* _Travail à faire_:
1. Dans le texte sur le cannabis médical, que désignent les expressions « douleur neuropathique » et « traitements classiques » ? Répondez en une à trois phrases.
2. Réécrivez le passage du texte sur le cannabis médical qui va de « Les producteurs de » jusqu'à « auprès des patients. » inclus, en remplaçant « producteurs » par « fabricants ».
3. Répondez à ces questions sur le texte sur le cannabis médical.
(a) Quel organisme a exigé qu'on limite l'usage du cannabis à la douleur neuropathique ?
(b) Quelles maladies certains prétendent-ils que le cannabis traite ?
(c) Pour quel usage des sites internet destinés aux femmes enceintes recommandent-ils le cannabis ?

* _Texte à examiner_:
##########

Le Collège des médecins de famille du Canada, quant à lui, a exigé qu’on limite son usage à la douleur neuropathique (douleur consécutive à l’atteinte d’un nerf) réfractaire aux traitements classiques (opioïdes et autres classes d’analgésiques).

Les producteurs de cannabis médical et certains groupes de pression sont alors devenus les porte-parole officieux sur l’usage du cannabis médical et font maintenant la promotion du cannabis auprès des patients.

DES DONNÉES LIMITÉES

Même si les données probantes sur les bénéfices thérapeutiques du cannabis sont très limitées, certains prétendent malgré tout qu’il traite plusieurs maladies, dont le cancer, la dépression et l’anxiété. Des sites internet destinés aux femmes enceintes le recommandent même pour soulager les nausées associées à la grossesse, en évitant soigneusement de mentionner les études sur les animaux qui démontrent des effets négatifs à long terme sur le comportement de leur progéniture.

##########

* _Données à examiner_:
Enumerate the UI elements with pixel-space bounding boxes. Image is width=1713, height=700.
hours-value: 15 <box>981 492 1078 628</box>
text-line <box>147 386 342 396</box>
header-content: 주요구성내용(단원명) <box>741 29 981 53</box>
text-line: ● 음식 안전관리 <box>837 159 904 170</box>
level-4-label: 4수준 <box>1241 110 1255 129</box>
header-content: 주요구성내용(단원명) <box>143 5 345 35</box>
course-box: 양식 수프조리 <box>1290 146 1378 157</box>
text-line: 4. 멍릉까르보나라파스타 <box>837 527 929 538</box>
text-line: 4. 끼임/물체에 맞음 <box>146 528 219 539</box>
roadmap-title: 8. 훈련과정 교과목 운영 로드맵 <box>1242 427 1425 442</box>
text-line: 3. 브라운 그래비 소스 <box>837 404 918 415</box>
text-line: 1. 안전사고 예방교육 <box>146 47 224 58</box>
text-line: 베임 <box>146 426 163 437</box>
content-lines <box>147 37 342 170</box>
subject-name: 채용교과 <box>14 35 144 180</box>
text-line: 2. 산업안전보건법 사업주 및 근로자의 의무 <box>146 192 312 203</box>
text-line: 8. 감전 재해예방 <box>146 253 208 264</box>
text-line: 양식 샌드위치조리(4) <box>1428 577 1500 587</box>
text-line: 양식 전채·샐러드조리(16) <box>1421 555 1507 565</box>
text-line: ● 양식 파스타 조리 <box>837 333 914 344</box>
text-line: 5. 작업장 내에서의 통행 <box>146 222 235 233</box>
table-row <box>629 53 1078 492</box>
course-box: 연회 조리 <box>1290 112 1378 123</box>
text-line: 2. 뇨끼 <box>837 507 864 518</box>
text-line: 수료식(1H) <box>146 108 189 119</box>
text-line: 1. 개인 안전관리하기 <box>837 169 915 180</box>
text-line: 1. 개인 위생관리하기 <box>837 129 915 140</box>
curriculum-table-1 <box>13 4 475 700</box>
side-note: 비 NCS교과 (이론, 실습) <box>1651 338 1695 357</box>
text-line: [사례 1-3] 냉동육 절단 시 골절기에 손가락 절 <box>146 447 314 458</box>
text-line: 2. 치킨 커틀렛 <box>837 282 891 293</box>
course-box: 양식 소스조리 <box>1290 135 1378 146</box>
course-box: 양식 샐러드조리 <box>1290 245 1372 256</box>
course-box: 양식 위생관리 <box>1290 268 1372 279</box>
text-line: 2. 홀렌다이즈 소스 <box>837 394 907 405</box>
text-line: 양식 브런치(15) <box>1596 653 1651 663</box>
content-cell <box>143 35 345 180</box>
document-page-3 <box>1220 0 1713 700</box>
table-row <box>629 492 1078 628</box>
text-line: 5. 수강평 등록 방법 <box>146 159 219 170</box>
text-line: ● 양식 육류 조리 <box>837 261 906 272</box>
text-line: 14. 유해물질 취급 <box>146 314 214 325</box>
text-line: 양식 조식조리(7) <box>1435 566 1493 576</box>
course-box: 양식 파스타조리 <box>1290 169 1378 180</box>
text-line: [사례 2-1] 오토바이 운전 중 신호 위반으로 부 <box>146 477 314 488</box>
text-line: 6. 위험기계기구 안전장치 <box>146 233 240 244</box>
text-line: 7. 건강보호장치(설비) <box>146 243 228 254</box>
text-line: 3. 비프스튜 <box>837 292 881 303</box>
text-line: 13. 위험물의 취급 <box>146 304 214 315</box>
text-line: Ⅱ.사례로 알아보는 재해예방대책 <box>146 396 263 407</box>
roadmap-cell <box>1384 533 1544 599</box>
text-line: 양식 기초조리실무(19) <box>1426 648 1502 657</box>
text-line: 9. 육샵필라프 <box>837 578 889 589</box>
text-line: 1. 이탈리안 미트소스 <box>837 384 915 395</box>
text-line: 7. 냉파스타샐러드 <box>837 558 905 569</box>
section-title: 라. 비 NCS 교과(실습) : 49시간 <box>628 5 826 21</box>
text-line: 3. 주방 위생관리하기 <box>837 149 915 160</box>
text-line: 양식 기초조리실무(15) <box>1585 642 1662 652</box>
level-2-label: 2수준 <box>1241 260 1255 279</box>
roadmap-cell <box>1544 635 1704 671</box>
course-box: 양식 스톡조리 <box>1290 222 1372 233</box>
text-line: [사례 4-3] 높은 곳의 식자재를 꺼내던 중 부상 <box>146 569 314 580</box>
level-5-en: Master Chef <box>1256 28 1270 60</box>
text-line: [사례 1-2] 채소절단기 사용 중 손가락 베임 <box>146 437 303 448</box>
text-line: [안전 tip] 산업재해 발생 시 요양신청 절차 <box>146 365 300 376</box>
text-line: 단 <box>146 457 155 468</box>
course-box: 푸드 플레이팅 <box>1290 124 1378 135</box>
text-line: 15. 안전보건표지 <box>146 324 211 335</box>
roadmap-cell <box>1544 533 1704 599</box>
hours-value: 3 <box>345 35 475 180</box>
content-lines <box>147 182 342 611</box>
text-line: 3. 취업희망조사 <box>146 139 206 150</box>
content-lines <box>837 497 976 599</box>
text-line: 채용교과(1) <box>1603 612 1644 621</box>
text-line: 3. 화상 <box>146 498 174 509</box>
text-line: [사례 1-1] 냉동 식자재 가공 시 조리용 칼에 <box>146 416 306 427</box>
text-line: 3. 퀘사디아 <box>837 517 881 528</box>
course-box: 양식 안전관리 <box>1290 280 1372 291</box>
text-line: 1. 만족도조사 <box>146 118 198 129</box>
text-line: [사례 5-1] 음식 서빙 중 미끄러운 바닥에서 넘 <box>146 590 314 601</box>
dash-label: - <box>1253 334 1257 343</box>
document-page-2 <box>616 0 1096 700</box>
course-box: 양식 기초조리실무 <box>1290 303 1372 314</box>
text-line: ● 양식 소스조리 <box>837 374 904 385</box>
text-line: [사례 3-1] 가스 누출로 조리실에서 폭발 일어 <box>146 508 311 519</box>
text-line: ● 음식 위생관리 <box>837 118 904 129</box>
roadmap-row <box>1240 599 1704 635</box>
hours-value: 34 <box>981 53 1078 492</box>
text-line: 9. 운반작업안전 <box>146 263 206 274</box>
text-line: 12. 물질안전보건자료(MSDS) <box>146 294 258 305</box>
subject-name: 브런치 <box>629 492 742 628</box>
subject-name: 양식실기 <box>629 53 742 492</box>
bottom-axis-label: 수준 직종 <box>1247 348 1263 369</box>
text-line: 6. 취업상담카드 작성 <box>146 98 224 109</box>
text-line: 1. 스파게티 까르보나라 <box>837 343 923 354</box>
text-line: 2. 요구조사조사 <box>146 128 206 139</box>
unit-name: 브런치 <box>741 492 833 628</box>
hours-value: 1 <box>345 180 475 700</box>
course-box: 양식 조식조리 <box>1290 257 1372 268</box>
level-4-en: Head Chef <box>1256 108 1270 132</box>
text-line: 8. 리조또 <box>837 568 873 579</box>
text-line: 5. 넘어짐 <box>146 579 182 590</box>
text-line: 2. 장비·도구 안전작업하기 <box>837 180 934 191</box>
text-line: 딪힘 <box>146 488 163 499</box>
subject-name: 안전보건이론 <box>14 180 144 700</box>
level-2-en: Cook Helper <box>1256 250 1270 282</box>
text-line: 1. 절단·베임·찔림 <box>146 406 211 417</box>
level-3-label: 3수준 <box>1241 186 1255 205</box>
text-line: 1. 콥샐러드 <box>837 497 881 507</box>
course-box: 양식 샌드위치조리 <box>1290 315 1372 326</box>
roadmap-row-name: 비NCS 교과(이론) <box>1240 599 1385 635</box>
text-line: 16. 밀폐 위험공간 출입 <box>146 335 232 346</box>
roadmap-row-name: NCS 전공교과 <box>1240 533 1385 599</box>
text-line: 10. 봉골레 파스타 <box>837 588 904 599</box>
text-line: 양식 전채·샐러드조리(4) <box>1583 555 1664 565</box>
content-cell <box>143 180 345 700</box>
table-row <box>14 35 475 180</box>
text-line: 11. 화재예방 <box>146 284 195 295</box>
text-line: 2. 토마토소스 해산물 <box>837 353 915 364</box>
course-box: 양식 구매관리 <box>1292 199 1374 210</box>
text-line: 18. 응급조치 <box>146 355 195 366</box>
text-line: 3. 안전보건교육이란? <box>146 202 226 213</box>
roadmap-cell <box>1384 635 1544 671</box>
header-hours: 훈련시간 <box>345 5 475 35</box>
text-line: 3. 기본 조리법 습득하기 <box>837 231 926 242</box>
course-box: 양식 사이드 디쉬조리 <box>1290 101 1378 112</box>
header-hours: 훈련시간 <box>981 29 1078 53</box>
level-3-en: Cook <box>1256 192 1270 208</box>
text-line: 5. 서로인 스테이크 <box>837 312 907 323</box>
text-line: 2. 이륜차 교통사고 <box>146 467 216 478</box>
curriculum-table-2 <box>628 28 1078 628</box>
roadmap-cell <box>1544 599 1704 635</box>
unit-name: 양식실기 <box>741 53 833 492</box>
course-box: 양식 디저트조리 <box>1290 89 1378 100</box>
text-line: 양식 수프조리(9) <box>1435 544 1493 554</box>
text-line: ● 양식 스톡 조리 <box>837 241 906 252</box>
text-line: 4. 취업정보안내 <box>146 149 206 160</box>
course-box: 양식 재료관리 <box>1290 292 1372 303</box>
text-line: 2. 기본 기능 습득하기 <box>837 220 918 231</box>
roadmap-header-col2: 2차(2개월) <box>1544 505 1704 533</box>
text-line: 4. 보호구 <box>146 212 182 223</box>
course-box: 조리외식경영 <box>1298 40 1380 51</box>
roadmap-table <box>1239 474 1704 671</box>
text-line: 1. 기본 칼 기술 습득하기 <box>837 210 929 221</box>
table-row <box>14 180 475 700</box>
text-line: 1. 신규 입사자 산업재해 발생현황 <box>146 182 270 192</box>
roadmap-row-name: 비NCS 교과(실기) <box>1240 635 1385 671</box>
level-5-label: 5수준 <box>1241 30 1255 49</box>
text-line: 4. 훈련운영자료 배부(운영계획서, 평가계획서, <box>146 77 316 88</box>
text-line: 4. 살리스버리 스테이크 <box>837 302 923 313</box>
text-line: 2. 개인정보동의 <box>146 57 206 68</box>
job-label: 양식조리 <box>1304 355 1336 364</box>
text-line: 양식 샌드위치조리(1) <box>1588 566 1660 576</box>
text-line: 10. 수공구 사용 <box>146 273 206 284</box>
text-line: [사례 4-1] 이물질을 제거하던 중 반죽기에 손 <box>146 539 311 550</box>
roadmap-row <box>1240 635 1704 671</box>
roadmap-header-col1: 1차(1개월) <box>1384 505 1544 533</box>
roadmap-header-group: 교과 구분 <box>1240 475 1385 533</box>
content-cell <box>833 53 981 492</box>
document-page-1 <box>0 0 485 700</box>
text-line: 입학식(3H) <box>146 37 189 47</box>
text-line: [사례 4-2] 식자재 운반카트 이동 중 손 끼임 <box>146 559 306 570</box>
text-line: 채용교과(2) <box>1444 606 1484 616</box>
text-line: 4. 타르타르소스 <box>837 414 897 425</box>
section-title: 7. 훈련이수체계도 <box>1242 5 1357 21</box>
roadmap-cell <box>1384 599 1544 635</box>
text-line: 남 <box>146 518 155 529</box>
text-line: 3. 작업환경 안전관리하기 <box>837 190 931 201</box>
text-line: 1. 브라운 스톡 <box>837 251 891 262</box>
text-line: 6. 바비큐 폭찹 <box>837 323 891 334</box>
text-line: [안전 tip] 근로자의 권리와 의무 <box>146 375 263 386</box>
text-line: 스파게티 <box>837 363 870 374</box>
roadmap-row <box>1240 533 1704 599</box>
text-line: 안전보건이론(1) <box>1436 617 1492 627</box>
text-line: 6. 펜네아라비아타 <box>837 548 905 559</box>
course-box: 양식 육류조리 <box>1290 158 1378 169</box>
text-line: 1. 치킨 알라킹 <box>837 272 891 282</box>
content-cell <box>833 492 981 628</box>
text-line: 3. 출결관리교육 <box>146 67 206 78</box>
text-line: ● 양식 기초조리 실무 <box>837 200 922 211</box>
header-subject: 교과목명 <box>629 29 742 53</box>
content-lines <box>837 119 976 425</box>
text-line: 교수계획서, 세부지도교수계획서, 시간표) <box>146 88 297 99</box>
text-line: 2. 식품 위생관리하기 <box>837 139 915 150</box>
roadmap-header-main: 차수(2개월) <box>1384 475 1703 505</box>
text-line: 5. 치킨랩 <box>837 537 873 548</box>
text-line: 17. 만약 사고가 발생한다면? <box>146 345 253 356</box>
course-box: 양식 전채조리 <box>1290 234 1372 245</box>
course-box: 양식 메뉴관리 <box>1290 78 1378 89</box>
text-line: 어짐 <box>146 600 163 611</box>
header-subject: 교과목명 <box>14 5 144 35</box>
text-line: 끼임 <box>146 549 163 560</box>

##########

* _Réponses dans l'ordre_:
1. La douleur neuropathique est une douleur consécutive à l'atteinte d'un nerf. Les traitements classiques sont les opioïdes et les autres classes d'analgésiques.

2.
Les fabricants de cannabis médical et certains groupes de pression sont alors devenus les porte-parole officieux sur l’usage du cannabis médical et font maintenant la promotion du cannabis auprès des patients.

3.
(a) Le Collège des médecins de famille du Canada.
(b) Le cancer, la dépression et l'anxiété.
(c) Pour soulager les nausées associées à la grossesse.